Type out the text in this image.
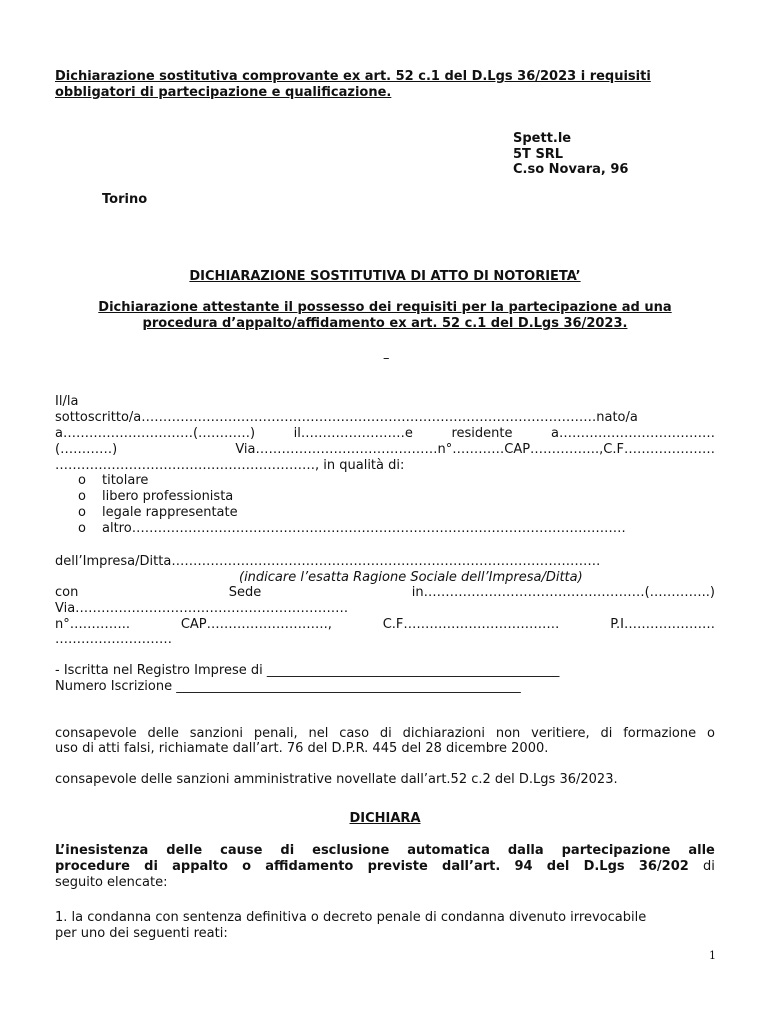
Dichiarazione sostitutiva comprovante ex art. 52 c.1 del D.Lgs 36/2023 i requisiti
obbligatori di partecipazione e qualificazione.
Spett.le
5T SRL
C.so Novara, 96
Torino
DICHIARAZIONE SOSTITUTIVA DI ATTO DI NOTORIETA’
Dichiarazione attestante il possesso dei requisiti per la partecipazione ad una
procedura d’appalto/affidamento ex art. 52 c.1 del D.Lgs 36/2023.
–
Il/la
sottoscritto/a……………………………………………………………………………………………nato/a
a…………………………(…………)	il……………………e	residente	a………………………………
(…………)	Via……………………………………n°…………CAP…………….,C.F…………………
……………………………………………………, in qualità di:
o titolare
o libero professionista
o legale rappresentate
o altro……………………………………………………………………………………………………
dell’Impresa/Ditta………………………………………………………………………………………
(indicare l’esatta Ragione Sociale dell’Impresa/Ditta)
con	Sede	in……………………………………………(…………..)
Via………………………………………………………
n°…………..	CAP……………………….,	C.F………………………………	P.I…………………
………………………
- Iscritta nel Registro Imprese di _____________________________________________
Numero Iscrizione _____________________________________________________
consapevole delle sanzioni penali, nel caso di dichiarazioni non veritiere, di formazione o
uso di atti falsi, richiamate dall’art. 76 del D.P.R. 445 del 28 dicembre 2000.
consapevole delle sanzioni amministrative novellate dall’art.52 c.2 del D.Lgs 36/2023.
DICHIARA
L’inesistenza delle cause di esclusione automatica dalla partecipazione alle
procedure di appalto o affidamento previste dall’art. 94 del D.Lgs 36/202 di
seguito elencate:
1. la condanna con sentenza definitiva o decreto penale di condanna divenuto irrevocabile
per uno dei seguenti reati:
1
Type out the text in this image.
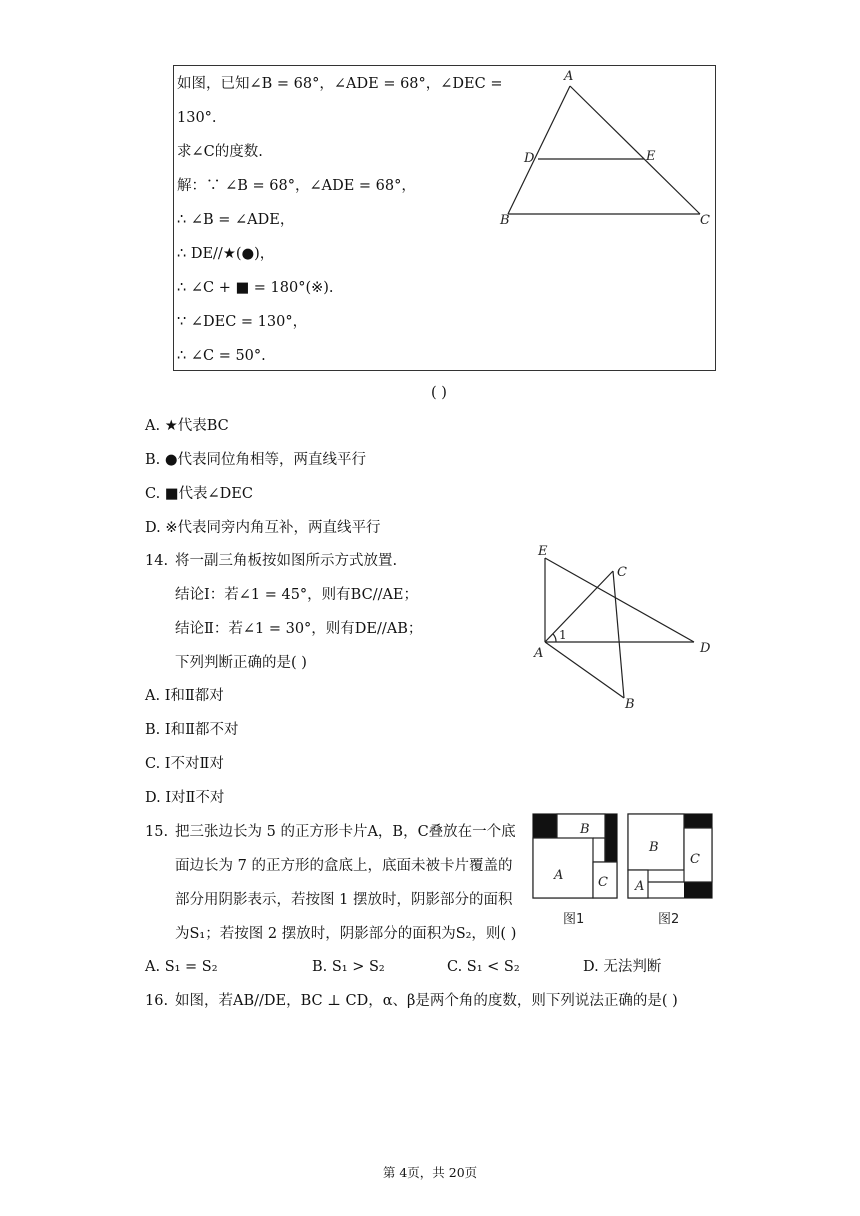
如图，已知∠B = 68°，∠ADE = 68°，∠DEC =
130°.
求∠C的度数.
解：∵ ∠B = 68°，∠ADE = 68°，
∴ ∠B = ∠ADE，
∴ DE//★(●)，
∴ ∠C + ■ = 180°(※).
∵ ∠DEC = 130°，
∴ ∠C = 50°.
A
D	E
B	C
( )
A. ★代表BC
B. ●代表同位角相等，两直线平行
C. ■代表∠DEC
D. ※代表同旁内角互补，两直线平行
14. 将一副三角板按如图所示方式放置.
结论Ⅰ：若∠1 = 45°，则有BC//AE；
结论Ⅱ：若∠1 = 30°，则有DE//AB；
下列判断正确的是( )
E
C
1
D
A
B
A. Ⅰ和Ⅱ都对
B. Ⅰ和Ⅱ都不对
C. Ⅰ不对Ⅱ对
D. Ⅰ对Ⅱ不对
15. 把三张边长为 5 的正方形卡片A，B，C叠放在一个底
面边长为 7 的正方形的盒底上，底面未被卡片覆盖的
部分用阴影表示，若按图 1 摆放时，阴影部分的面积
为S₁；若按图 2 摆放时，阴影部分的面积为S₂，则( )
B
A	C
图1
B
C
A
图2
A. S₁ = S₂	B. S₁ > S₂	C. S₁ < S₂	D. 无法判断
16. 如图，若AB//DE，BC ⊥ CD，α、β是两个角的度数，则下列说法正确的是( )
第 4页，共 20页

.....

> [What you should do]: Leave out the pictures and copy every record above exactly.

> [Written response]:
Type out the text in this image.
Dichiarazione sostitutiva comprovante ex art. 52 c.1 del D.Lgs 36/2023 i requisiti
obbligatori di partecipazione e qualificazione.
Spett.le
5T SRL
C.so Novara, 96
Torino
DICHIARAZIONE SOSTITUTIVA DI ATTO DI NOTORIETA’
Dichiarazione attestante il possesso dei requisiti per la partecipazione ad una
procedura d’appalto/affidamento ex art. 52 c.1 del D.Lgs 36/2023.
–
Il/la
sottoscritto/a……………………………………………………………………………………………nato/a
a…………………………(…………)	il……………………e	residente	a………………………………
(…………)	Via……………………………………n°…………CAP…………….,C.F…………………
……………………………………………………, in qualità di:
o titolare
o libero professionista
o legale rappresentate
o altro……………………………………………………………………………………………………
dell’Impresa/Ditta………………………………………………………………………………………
(indicare l’esatta Ragione Sociale dell’Impresa/Ditta)
con	Sede	in……………………………………………(…………..)
Via………………………………………………………
n°…………..	CAP……………………….,	C.F………………………………	P.I…………………
………………………
- Iscritta nel Registro Imprese di _____________________________________________
Numero Iscrizione _____________________________________________________
consapevole delle sanzioni penali, nel caso di dichiarazioni non veritiere, di formazione o
uso di atti falsi, richiamate dall’art. 76 del D.P.R. 445 del 28 dicembre 2000.
consapevole delle sanzioni amministrative novellate dall’art.52 c.2 del D.Lgs 36/2023.
DICHIARA
L’inesistenza delle cause di esclusione automatica dalla partecipazione alle
procedure di appalto o affidamento previste dall’art. 94 del D.Lgs 36/202 di
seguito elencate:
1. la condanna con sentenza definitiva o decreto penale di condanna divenuto irrevocabile
per uno dei seguenti reati:
1
Type out the text in this image.
如图，已知∠B = 68°，∠ADE = 68°，∠DEC =
130°.
求∠C的度数.
解：∵ ∠B = 68°，∠ADE = 68°，
∴ ∠B = ∠ADE，
∴ DE//★(●)，
∴ ∠C + ■ = 180°(※).
∵ ∠DEC = 130°，
∴ ∠C = 50°.
A
D	E
B	C
( )
A. ★代表BC
B. ●代表同位角相等，两直线平行
C. ■代表∠DEC
D. ※代表同旁内角互补，两直线平行
14. 将一副三角板按如图所示方式放置.
结论Ⅰ：若∠1 = 45°，则有BC//AE；
结论Ⅱ：若∠1 = 30°，则有DE//AB；
下列判断正确的是( )
E
C
1
D
A
B
A. Ⅰ和Ⅱ都对
B. Ⅰ和Ⅱ都不对
C. Ⅰ不对Ⅱ对
D. Ⅰ对Ⅱ不对
15. 把三张边长为 5 的正方形卡片A，B，C叠放在一个底
面边长为 7 的正方形的盒底上，底面未被卡片覆盖的
部分用阴影表示，若按图 1 摆放时，阴影部分的面积
为S₁；若按图 2 摆放时，阴影部分的面积为S₂，则( )
B
A	C
图1
B
C
A
图2
A. S₁ = S₂	B. S₁ > S₂	C. S₁ < S₂	D. 无法判断
16. 如图，若AB//DE，BC ⊥ CD，α、β是两个角的度数，则下列说法正确的是( )
第 4页，共 20页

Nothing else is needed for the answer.